Problem details: All of the data should be repeated exactly; pictures are not part of the copy.

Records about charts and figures
══════════

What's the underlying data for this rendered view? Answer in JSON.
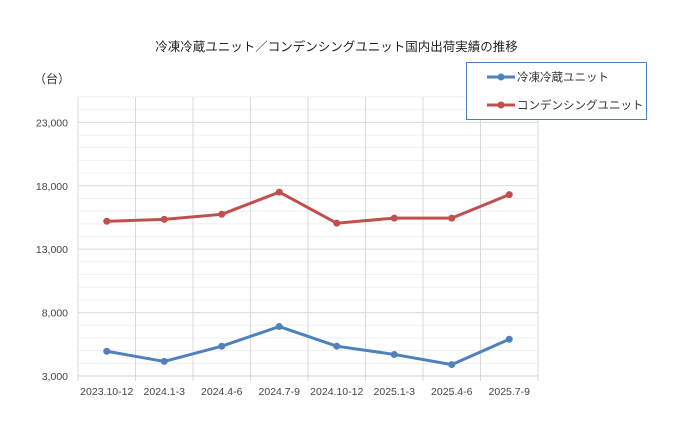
{
  "chart_data": {
    "type": "line",
    "title": "冷凍冷蔵ユニット／コンデンシングユニット国内出荷実績の推移",
    "ylabel": "（台）",
    "xlabel": "",
    "categories": [
      "2023.10-12",
      "2024.1-3",
      "2024.4-6",
      "2024.7-9",
      "2024.10-12",
      "2025.1-3",
      "2025.4-6",
      "2025.7-9"
    ],
    "ylim": [
      3000,
      25000
    ],
    "yticks": [
      3000,
      8000,
      13000,
      18000,
      23000
    ],
    "ytick_labels": [
      "3,000",
      "8,000",
      "13,000",
      "18,000",
      "23,000"
    ],
    "grid": true,
    "legend_position": "top-right",
    "series": [
      {
        "name": "冷凍冷蔵ユニット",
        "color": "#4f81bd",
        "values": [
          4950,
          4150,
          5350,
          6900,
          5350,
          4700,
          3900,
          5900
        ]
      },
      {
        "name": "コンデンシングユニット",
        "color": "#c0504d",
        "values": [
          15200,
          15350,
          15750,
          17500,
          15050,
          15450,
          15450,
          17300
        ]
      }
    ]
  }
}
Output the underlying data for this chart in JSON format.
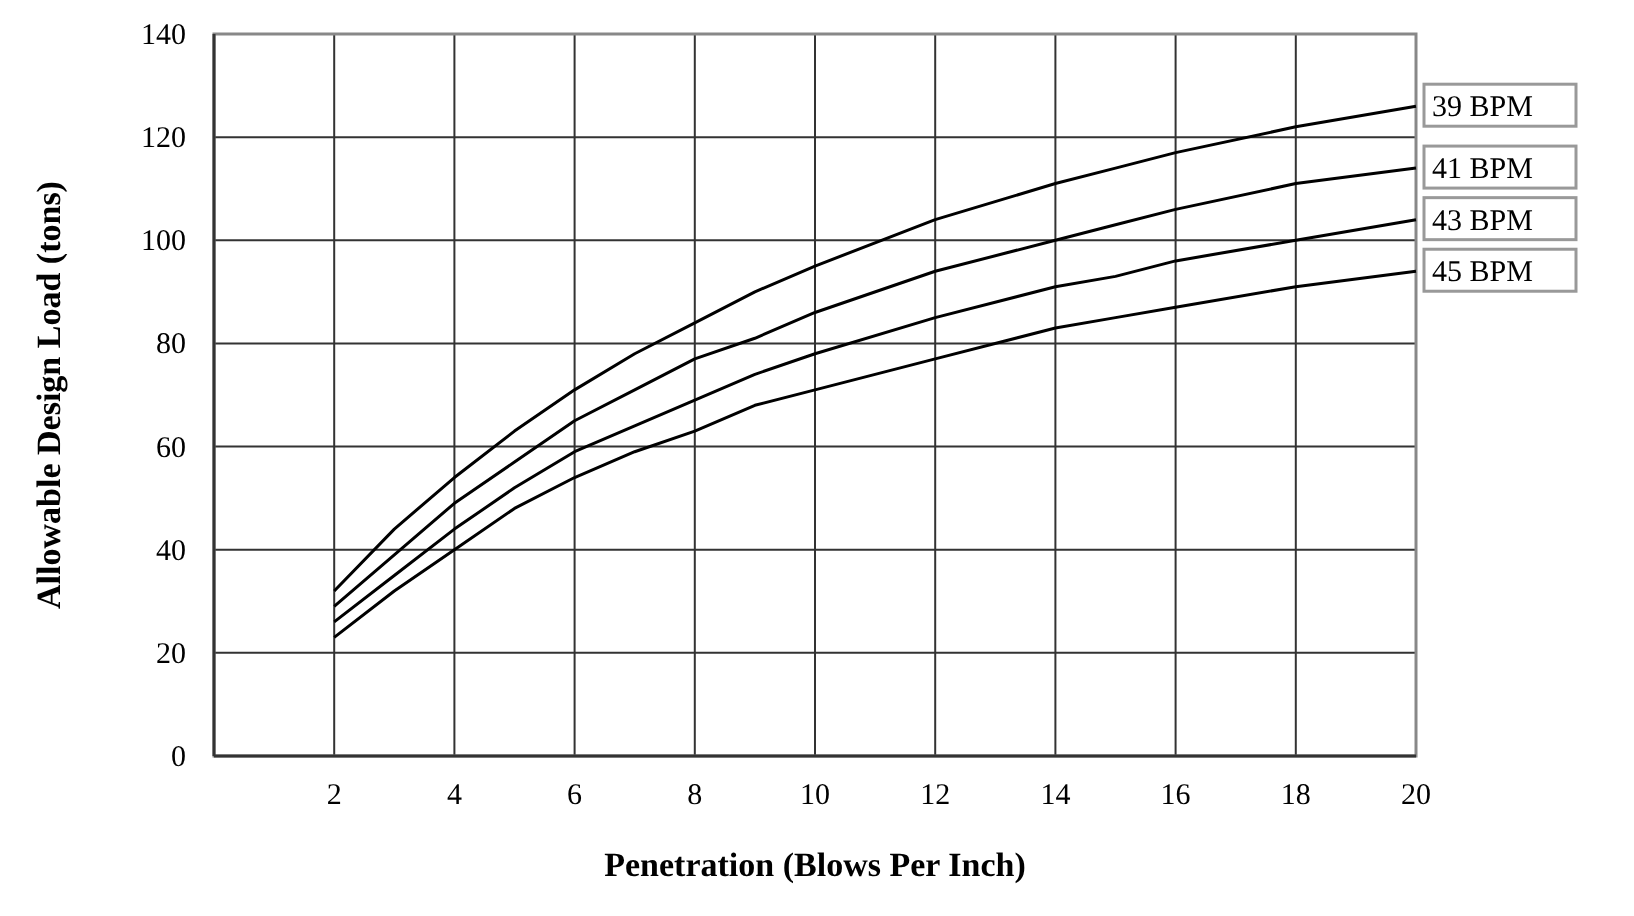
{
  "chart_data": {
    "type": "line",
    "xlabel": "Penetration (Blows Per Inch)",
    "ylabel": "Allowable Design Load (tons)",
    "x": [
      2,
      3,
      4,
      5,
      6,
      7,
      8,
      9,
      10,
      12,
      14,
      15,
      16,
      18,
      20
    ],
    "series": [
      {
        "name": "39 BPM",
        "color": "#000000",
        "values": [
          32,
          44,
          54,
          63,
          71,
          78,
          84,
          90,
          95,
          104,
          111,
          114,
          117,
          122,
          126
        ]
      },
      {
        "name": "41 BPM",
        "color": "#000000",
        "values": [
          29,
          39,
          49,
          57,
          65,
          71,
          77,
          81,
          86,
          94,
          100,
          103,
          106,
          111,
          114
        ]
      },
      {
        "name": "43 BPM",
        "color": "#000000",
        "values": [
          26,
          35,
          44,
          52,
          59,
          64,
          69,
          74,
          78,
          85,
          91,
          93,
          96,
          100,
          104
        ]
      },
      {
        "name": "45 BPM",
        "color": "#000000",
        "values": [
          23,
          32,
          40,
          48,
          54,
          59,
          63,
          68,
          71,
          77,
          83,
          85,
          87,
          91,
          94
        ]
      }
    ],
    "xlim": [
      0,
      20
    ],
    "xticks": [
      2,
      4,
      6,
      8,
      10,
      12,
      14,
      16,
      18,
      20
    ],
    "ylim": [
      0,
      140
    ],
    "yticks": [
      0,
      20,
      40,
      60,
      80,
      100,
      120,
      140
    ],
    "grid": true,
    "marker": "none",
    "line_style": "solid"
  }
}
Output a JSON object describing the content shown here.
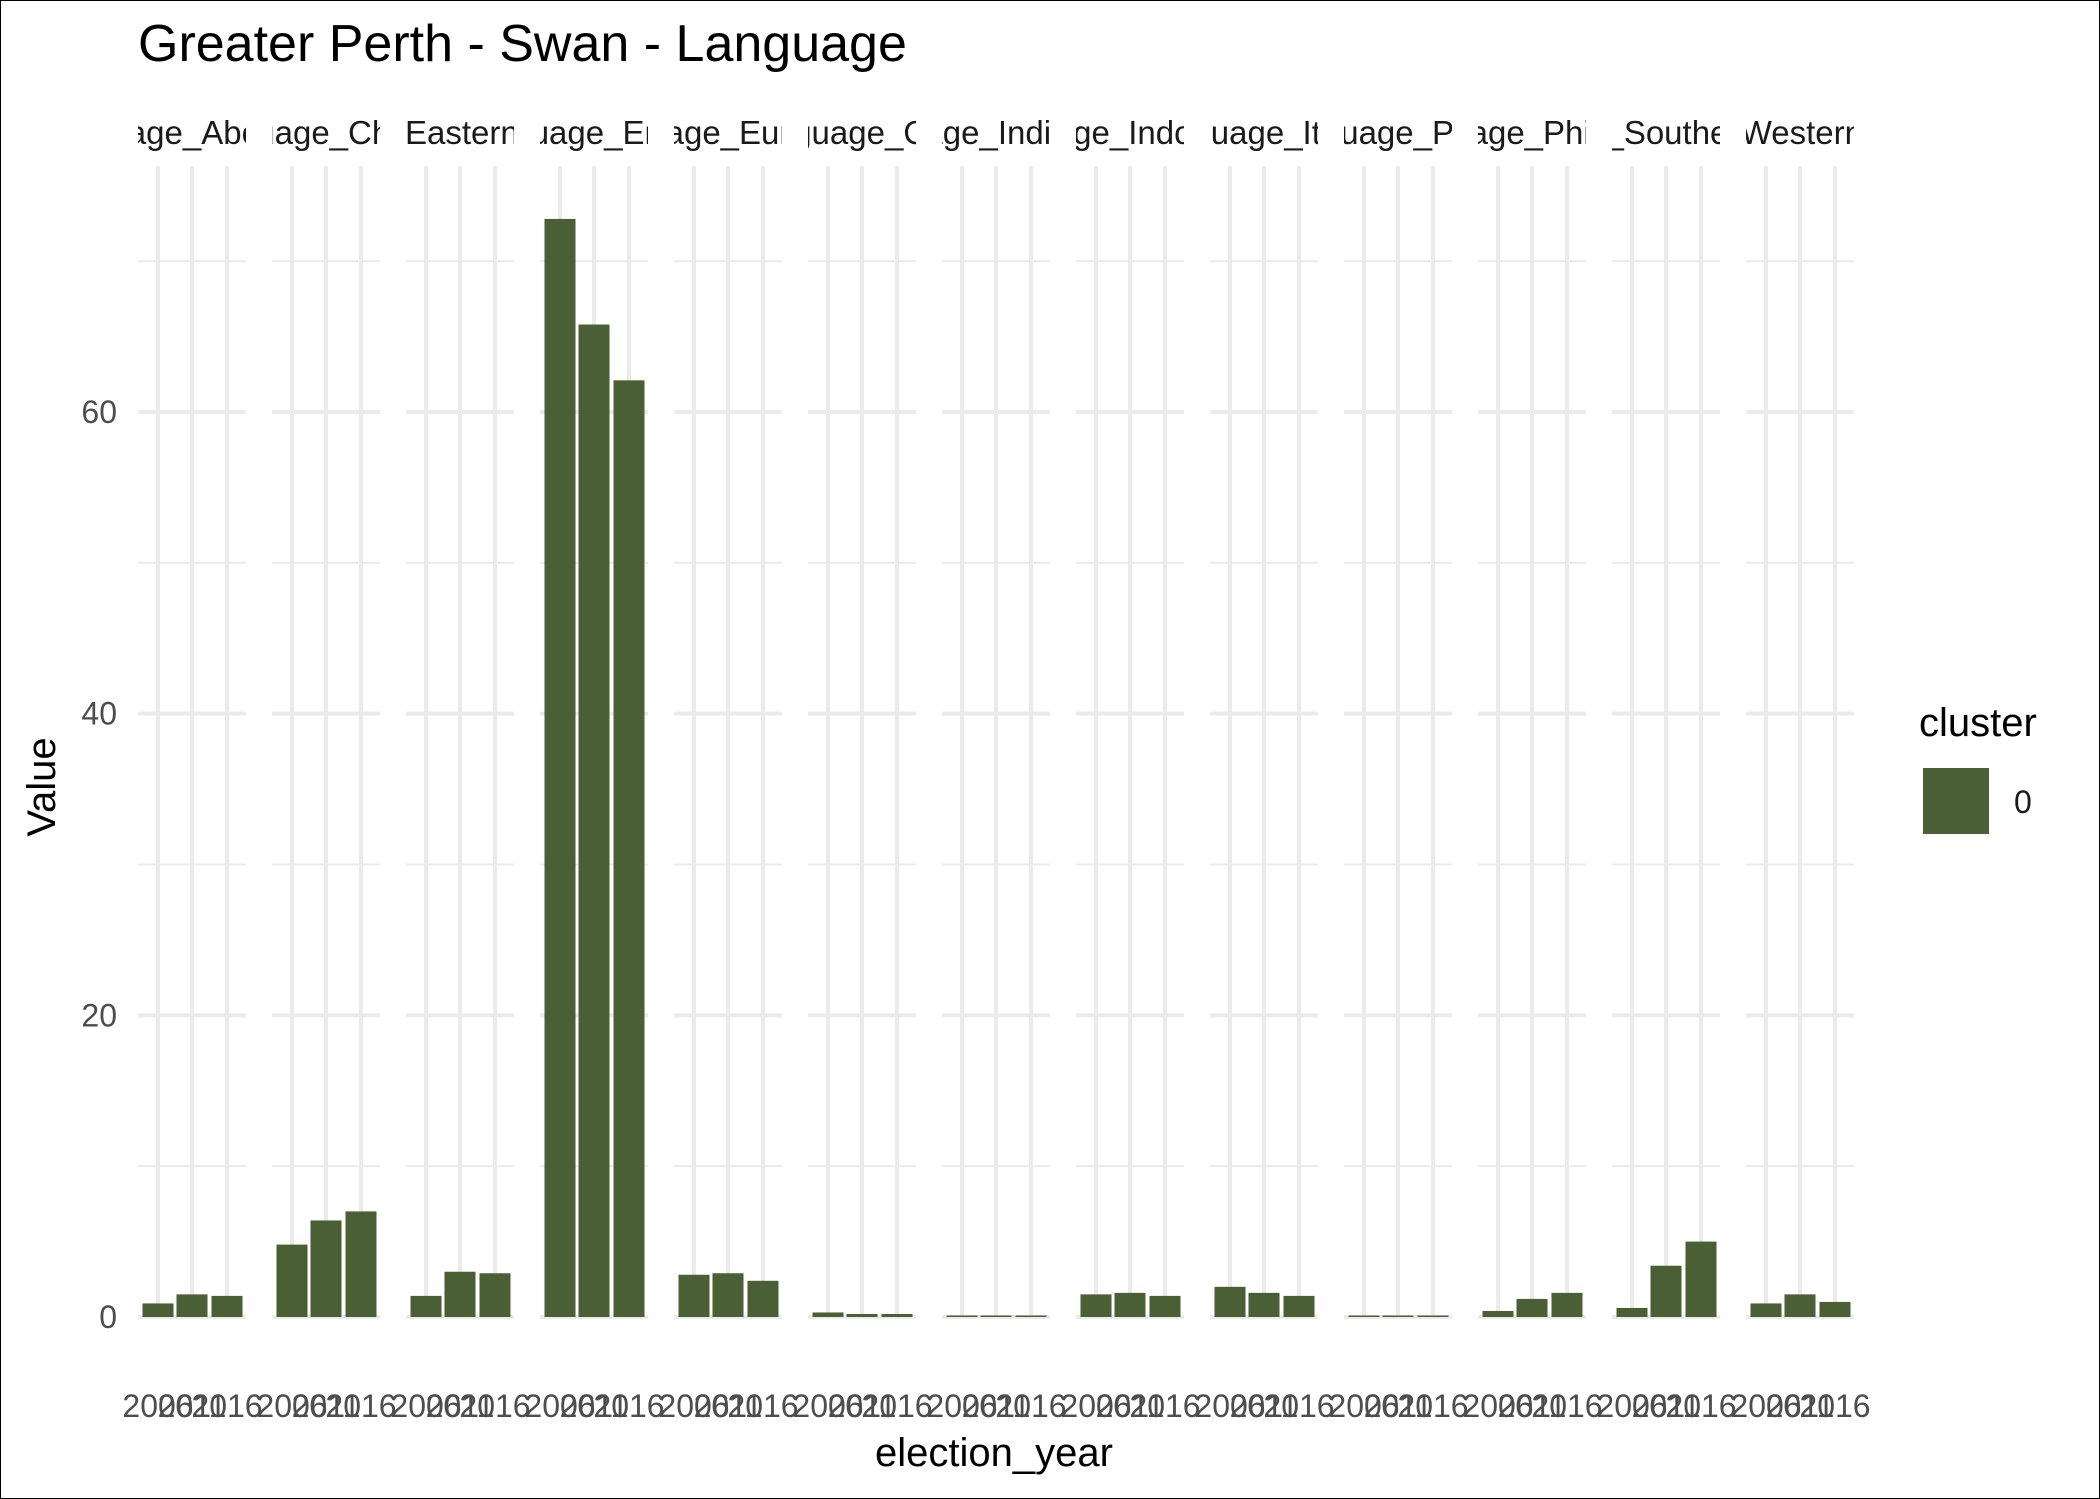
{
  "chart_data": {
    "type": "bar",
    "title": "Greater Perth - Swan - Language",
    "xlabel": "election_year",
    "ylabel": "Value",
    "ylim": [
      0,
      73
    ],
    "yticks": [
      0,
      20,
      40,
      60
    ],
    "grid": true,
    "legend": {
      "title": "cluster",
      "placement": "right",
      "entries": [
        {
          "label": "0",
          "color": "#4a5f33"
        }
      ]
    },
    "categories": [
      "2006",
      "2011",
      "2016"
    ],
    "facets": [
      {
        "label": "Language_Aboriginal",
        "values": [
          0.9,
          1.5,
          1.4
        ]
      },
      {
        "label": "Language_Chinese",
        "values": [
          4.8,
          6.4,
          7.0
        ]
      },
      {
        "label": "Language_Eastern_European",
        "values": [
          1.4,
          3.0,
          2.9
        ]
      },
      {
        "label": "Language_English",
        "values": [
          72.8,
          65.8,
          62.1
        ]
      },
      {
        "label": "Language_European",
        "values": [
          2.8,
          2.9,
          2.4
        ]
      },
      {
        "label": "Language_Other",
        "values": [
          0.3,
          0.2,
          0.2
        ]
      },
      {
        "label": "Language_Indigenous",
        "values": [
          0.1,
          0.1,
          0.1
        ]
      },
      {
        "label": "Language_Indo_Aryan",
        "values": [
          1.5,
          1.6,
          1.4
        ]
      },
      {
        "label": "Language_Italian",
        "values": [
          2.0,
          1.6,
          1.4
        ]
      },
      {
        "label": "Language_Pacific",
        "values": [
          0.05,
          0.05,
          0.05
        ]
      },
      {
        "label": "Language_Philippine",
        "values": [
          0.4,
          1.2,
          1.6
        ]
      },
      {
        "label": "Language_Southeast_Asian",
        "values": [
          0.6,
          3.4,
          5.0
        ]
      },
      {
        "label": "Language_Western_European",
        "values": [
          0.9,
          1.5,
          1.0
        ]
      }
    ],
    "colors": {
      "bar": "#4a5f33",
      "grid": "#ebebeb"
    }
  }
}
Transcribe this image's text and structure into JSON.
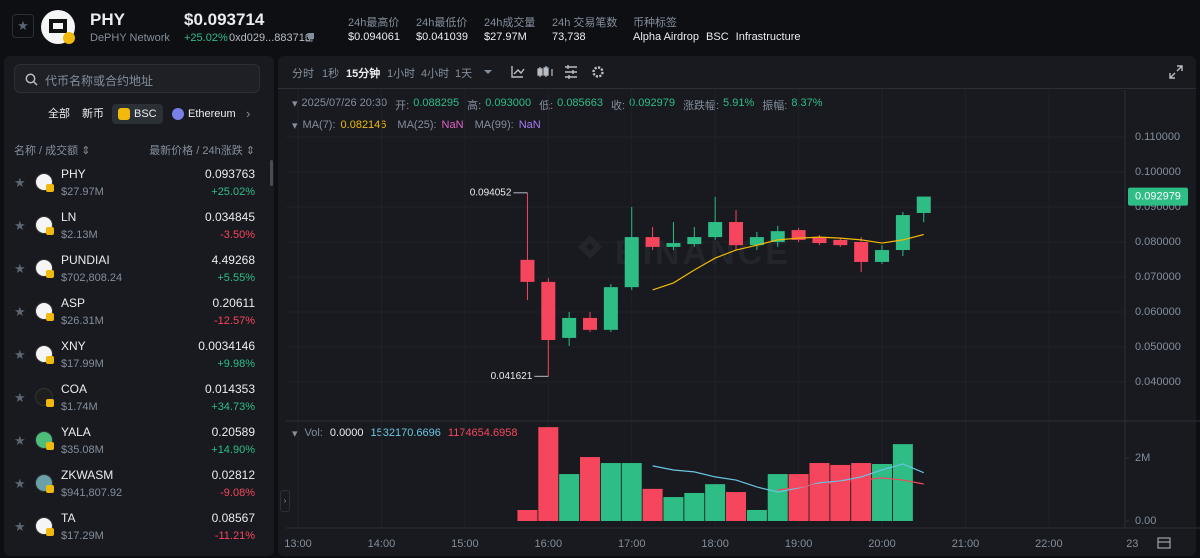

══════════

Result of this exercise:
What's the underlying data for this rendered view? Answer in JSON.
{
  "chart_data": {
    "type": "line",
    "title": "冷凍冷蔵ユニット／コンデンシングユニット国内出荷実績の推移",
    "ylabel": "（台）",
    "xlabel": "",
    "categories": [
      "2023.10-12",
      "2024.1-3",
      "2024.4-6",
      "2024.7-9",
      "2024.10-12",
      "2025.1-3",
      "2025.4-6",
      "2025.7-9"
    ],
    "ylim": [
      3000,
      25000
    ],
    "yticks": [
      3000,
      8000,
      13000,
      18000,
      23000
    ],
    "ytick_labels": [
      "3,000",
      "8,000",
      "13,000",
      "18,000",
      "23,000"
    ],
    "grid": true,
    "legend_position": "top-right",
    "series": [
      {
        "name": "冷凍冷蔵ユニット",
        "color": "#4f81bd",
        "values": [
          4950,
          4150,
          5350,
          6900,
          5350,
          4700,
          3900,
          5900
        ]
      },
      {
        "name": "コンデンシングユニット",
        "color": "#c0504d",
        "values": [
          15200,
          15350,
          15750,
          17500,
          15050,
          15450,
          15450,
          17300
        ]
      }
    ]
  }
}
Output the underlying data for this chart in JSON format.
{
  "chart_data": {
    "type": "line",
    "xlabel": "Penetration (Blows Per Inch)",
    "ylabel": "Allowable Design Load (tons)",
    "x": [
      2,
      3,
      4,
      5,
      6,
      7,
      8,
      9,
      10,
      12,
      14,
      15,
      16,
      18,
      20
    ],
    "series": [
      {
        "name": "39 BPM",
        "color": "#000000",
        "values": [
          32,
          44,
          54,
          63,
          71,
          78,
          84,
          90,
          95,
          104,
          111,
          114,
          117,
          122,
          126
        ]
      },
      {
        "name": "41 BPM",
        "color": "#000000",
        "values": [
          29,
          39,
          49,
          57,
          65,
          71,
          77,
          81,
          86,
          94,
          100,
          103,
          106,
          111,
          114
        ]
      },
      {
        "name": "43 BPM",
        "color": "#000000",
        "values": [
          26,
          35,
          44,
          52,
          59,
          64,
          69,
          74,
          78,
          85,
          91,
          93,
          96,
          100,
          104
        ]
      },
      {
        "name": "45 BPM",
        "color": "#000000",
        "values": [
          23,
          32,
          40,
          48,
          54,
          59,
          63,
          68,
          71,
          77,
          83,
          85,
          87,
          91,
          94
        ]
      }
    ],
    "xlim": [
      0,
      20
    ],
    "xticks": [
      2,
      4,
      6,
      8,
      10,
      12,
      14,
      16,
      18,
      20
    ],
    "ylim": [
      0,
      140
    ],
    "yticks": [
      0,
      20,
      40,
      60,
      80,
      100,
      120,
      140
    ],
    "grid": true,
    "marker": "none",
    "line_style": "solid"
  }
}
Output a JSON object describing the content shown here.
{
  "chart_data": {
    "type": "bar",
    "title": "Greater Perth - Swan - Language",
    "xlabel": "election_year",
    "ylabel": "Value",
    "ylim": [
      0,
      73
    ],
    "yticks": [
      0,
      20,
      40,
      60
    ],
    "grid": true,
    "legend": {
      "title": "cluster",
      "placement": "right",
      "entries": [
        {
          "label": "0",
          "color": "#4a5f33"
        }
      ]
    },
    "categories": [
      "2006",
      "2011",
      "2016"
    ],
    "facets": [
      {
        "label": "Language_Aboriginal",
        "values": [
          0.9,
          1.5,
          1.4
        ]
      },
      {
        "label": "Language_Chinese",
        "values": [
          4.8,
          6.4,
          7.0
        ]
      },
      {
        "label": "Language_Eastern_European",
        "values": [
          1.4,
          3.0,
          2.9
        ]
      },
      {
        "label": "Language_English",
        "values": [
          72.8,
          65.8,
          62.1
        ]
      },
      {
        "label": "Language_European",
        "values": [
          2.8,
          2.9,
          2.4
        ]
      },
      {
        "label": "Language_Other",
        "values": [
          0.3,
          0.2,
          0.2
        ]
      },
      {
        "label": "Language_Indigenous",
        "values": [
          0.1,
          0.1,
          0.1
        ]
      },
      {
        "label": "Language_Indo_Aryan",
        "values": [
          1.5,
          1.6,
          1.4
        ]
      },
      {
        "label": "Language_Italian",
        "values": [
          2.0,
          1.6,
          1.4
        ]
      },
      {
        "label": "Language_Pacific",
        "values": [
          0.05,
          0.05,
          0.05
        ]
      },
      {
        "label": "Language_Philippine",
        "values": [
          0.4,
          1.2,
          1.6
        ]
      },
      {
        "label": "Language_Southeast_Asian",
        "values": [
          0.6,
          3.4,
          5.0
        ]
      },
      {
        "label": "Language_Western_European",
        "values": [
          0.9,
          1.5,
          1.0
        ]
      }
    ],
    "colors": {
      "bar": "#4a5f33",
      "grid": "#ebebeb"
    }
  }
}
Transcribe this image's text and structure into JSON.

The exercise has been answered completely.